WHAT IS ASKED:
Work out how many lines hold the string "image". Give that number and nothing more.

RECORDS FOR PROCESSING:

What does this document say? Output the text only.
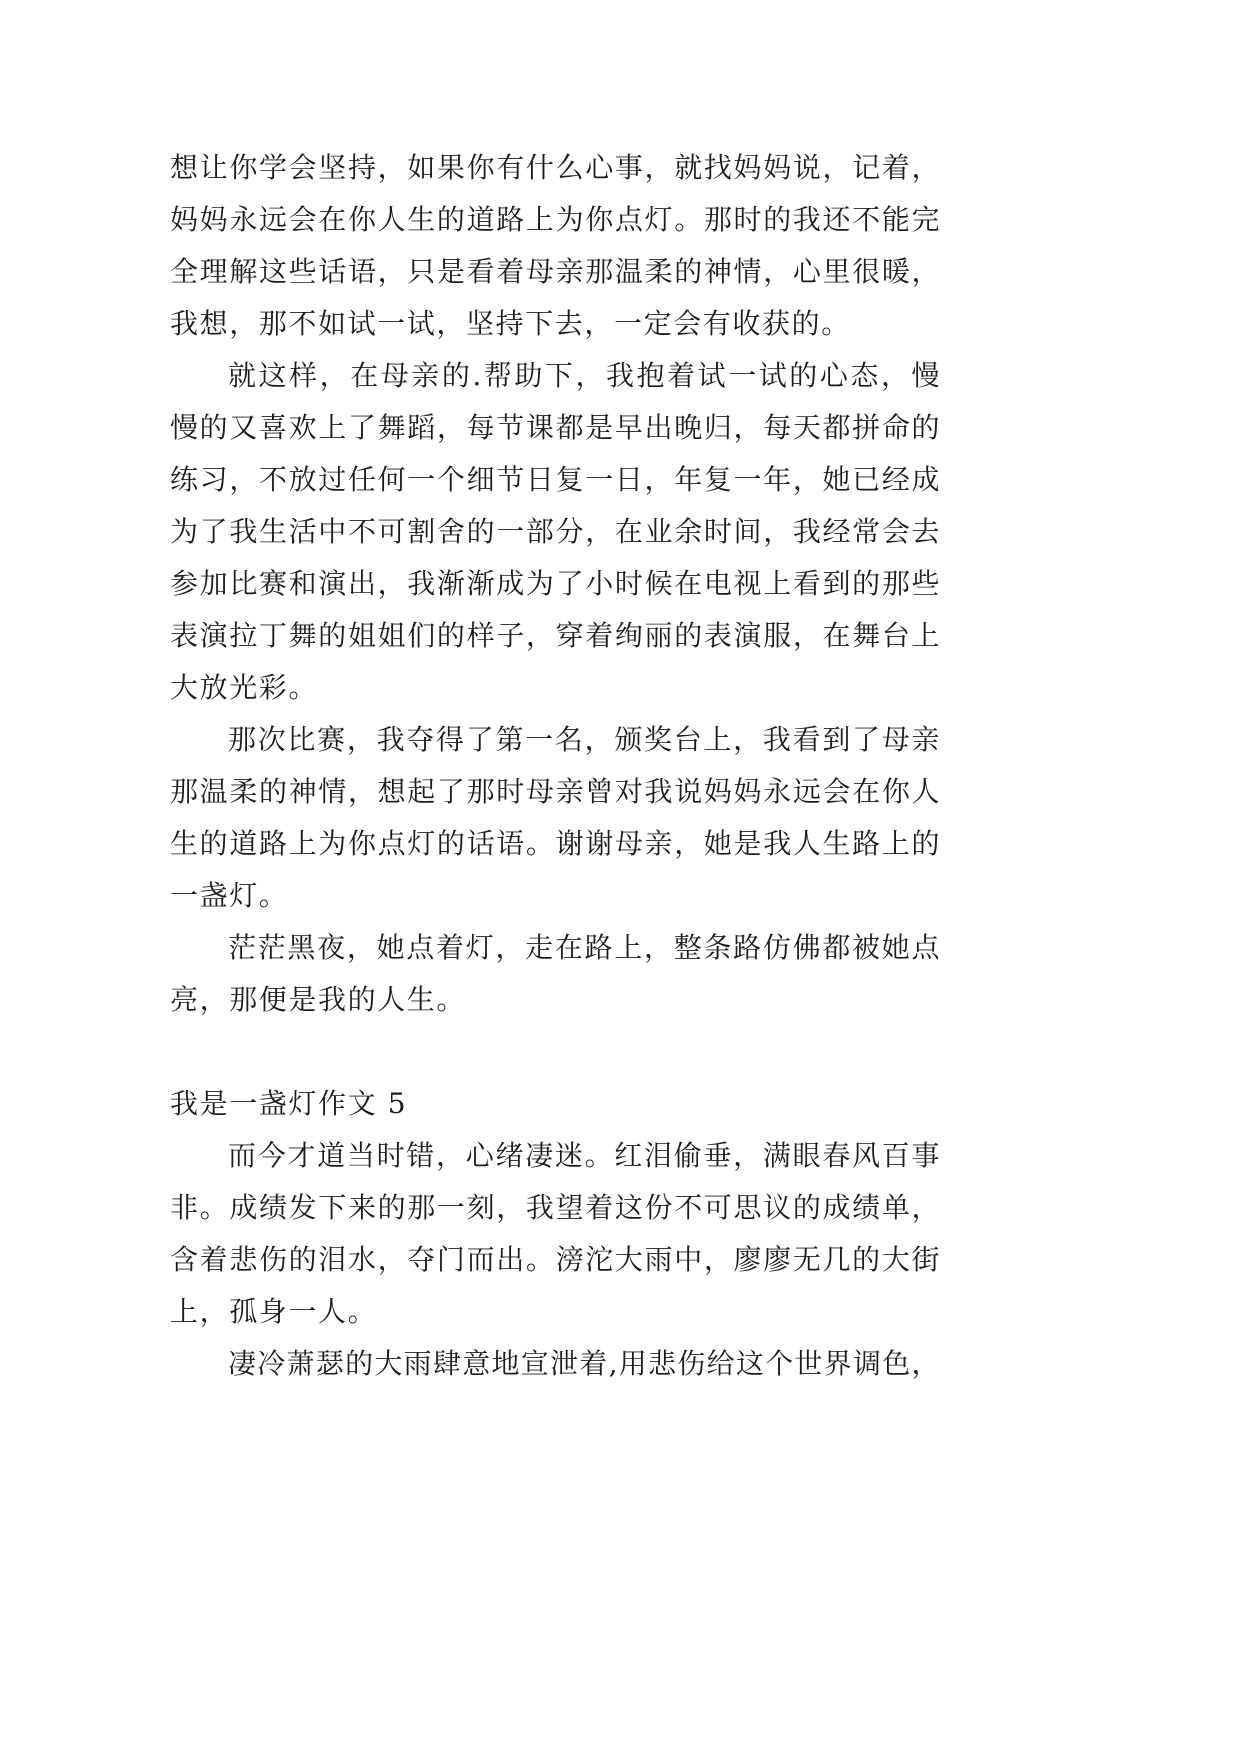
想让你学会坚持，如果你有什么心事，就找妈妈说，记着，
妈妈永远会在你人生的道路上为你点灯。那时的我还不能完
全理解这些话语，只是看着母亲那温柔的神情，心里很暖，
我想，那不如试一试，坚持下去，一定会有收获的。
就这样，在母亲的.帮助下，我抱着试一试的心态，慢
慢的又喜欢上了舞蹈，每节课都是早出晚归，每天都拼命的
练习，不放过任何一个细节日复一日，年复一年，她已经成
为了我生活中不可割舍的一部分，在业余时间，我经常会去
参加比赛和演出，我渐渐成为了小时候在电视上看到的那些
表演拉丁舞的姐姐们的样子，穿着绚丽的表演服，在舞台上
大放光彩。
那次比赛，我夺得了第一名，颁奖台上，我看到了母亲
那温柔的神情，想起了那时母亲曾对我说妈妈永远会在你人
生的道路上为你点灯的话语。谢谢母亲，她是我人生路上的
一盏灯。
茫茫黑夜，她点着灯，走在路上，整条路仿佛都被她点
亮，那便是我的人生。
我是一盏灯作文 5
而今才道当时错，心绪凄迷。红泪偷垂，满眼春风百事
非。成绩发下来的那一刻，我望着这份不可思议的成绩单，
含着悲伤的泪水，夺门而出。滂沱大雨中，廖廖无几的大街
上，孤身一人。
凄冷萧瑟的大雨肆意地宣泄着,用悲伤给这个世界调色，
...
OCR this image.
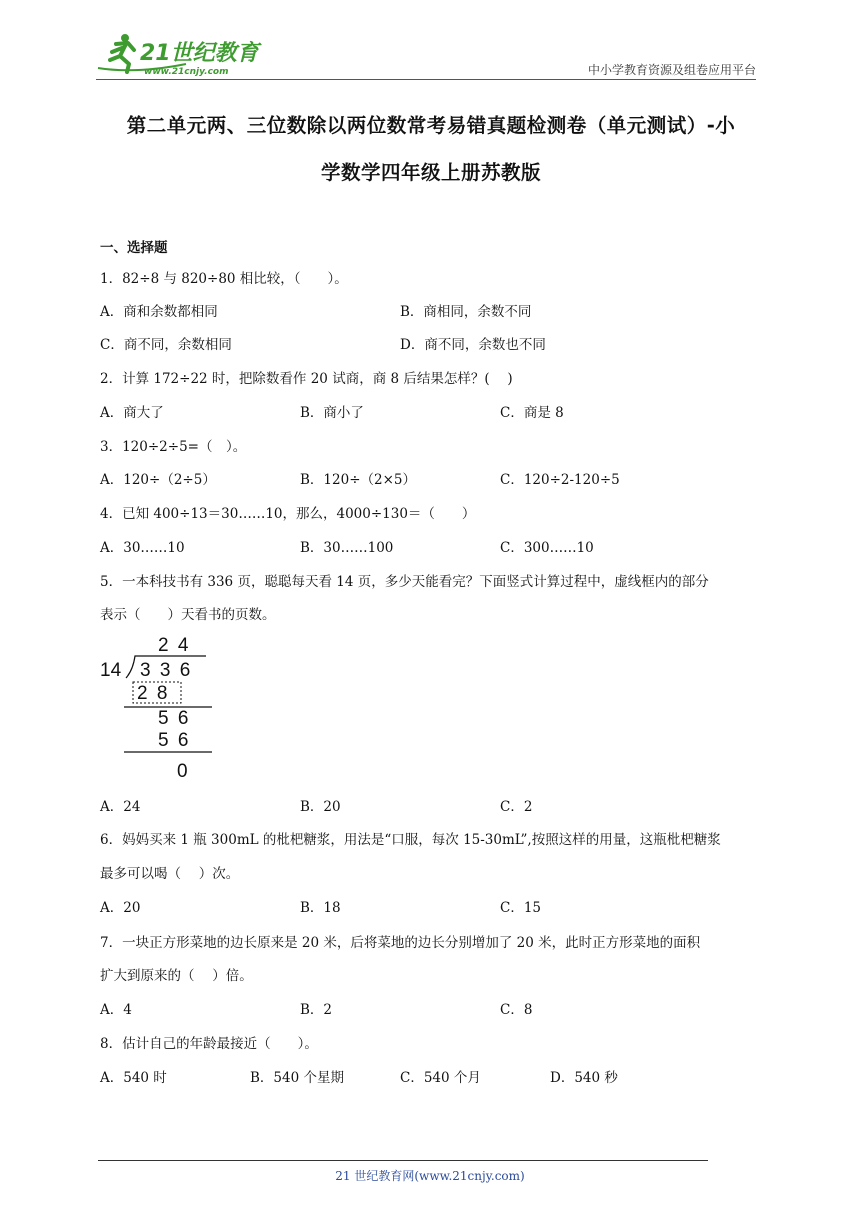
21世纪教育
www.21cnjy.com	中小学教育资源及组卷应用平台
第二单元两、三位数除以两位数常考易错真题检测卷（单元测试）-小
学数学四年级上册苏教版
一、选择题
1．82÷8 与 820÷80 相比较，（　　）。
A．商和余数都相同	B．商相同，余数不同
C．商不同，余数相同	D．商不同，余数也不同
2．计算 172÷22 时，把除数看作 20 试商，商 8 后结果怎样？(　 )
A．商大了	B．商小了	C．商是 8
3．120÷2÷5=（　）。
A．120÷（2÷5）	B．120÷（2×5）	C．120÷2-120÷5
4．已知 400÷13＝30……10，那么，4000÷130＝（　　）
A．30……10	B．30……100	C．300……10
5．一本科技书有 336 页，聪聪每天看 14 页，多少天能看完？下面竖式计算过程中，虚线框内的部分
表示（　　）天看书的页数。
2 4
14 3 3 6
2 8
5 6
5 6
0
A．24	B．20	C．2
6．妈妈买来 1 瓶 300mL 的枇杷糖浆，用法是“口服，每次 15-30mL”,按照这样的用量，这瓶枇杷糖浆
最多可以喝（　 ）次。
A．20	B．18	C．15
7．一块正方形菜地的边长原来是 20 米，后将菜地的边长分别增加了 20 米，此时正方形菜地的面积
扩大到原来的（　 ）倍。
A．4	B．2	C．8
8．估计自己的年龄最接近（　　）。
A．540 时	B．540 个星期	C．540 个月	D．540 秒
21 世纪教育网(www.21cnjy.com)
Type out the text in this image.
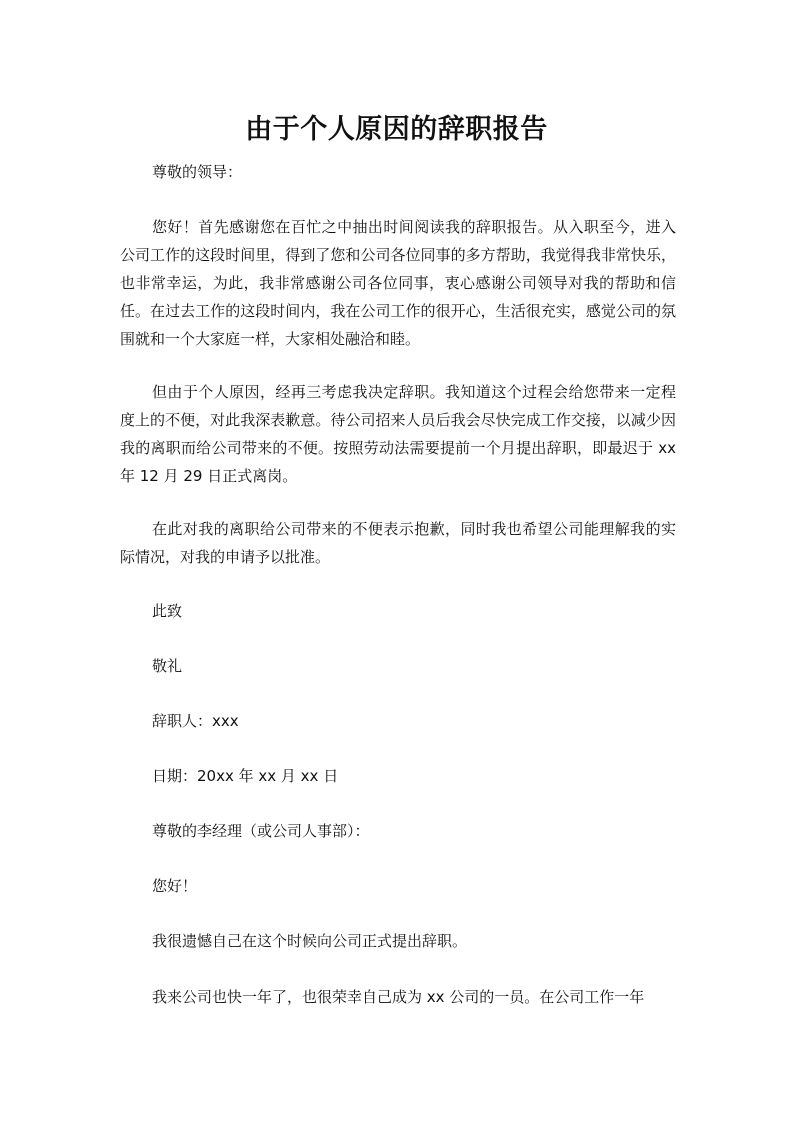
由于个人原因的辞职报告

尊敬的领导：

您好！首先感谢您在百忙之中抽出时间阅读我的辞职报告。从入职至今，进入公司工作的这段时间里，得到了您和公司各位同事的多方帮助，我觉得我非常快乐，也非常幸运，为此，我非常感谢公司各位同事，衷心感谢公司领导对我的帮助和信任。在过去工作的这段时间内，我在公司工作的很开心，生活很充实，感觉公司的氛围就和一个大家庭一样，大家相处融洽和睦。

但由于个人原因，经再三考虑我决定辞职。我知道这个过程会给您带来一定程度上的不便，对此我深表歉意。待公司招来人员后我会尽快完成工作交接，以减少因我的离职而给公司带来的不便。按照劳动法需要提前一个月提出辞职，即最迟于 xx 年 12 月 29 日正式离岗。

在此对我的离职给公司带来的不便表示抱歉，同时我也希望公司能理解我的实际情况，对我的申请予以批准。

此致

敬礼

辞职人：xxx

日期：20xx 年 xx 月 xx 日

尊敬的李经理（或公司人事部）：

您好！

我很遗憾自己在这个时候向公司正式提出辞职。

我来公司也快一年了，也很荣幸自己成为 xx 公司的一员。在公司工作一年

EXERCISE OUTPUT:
2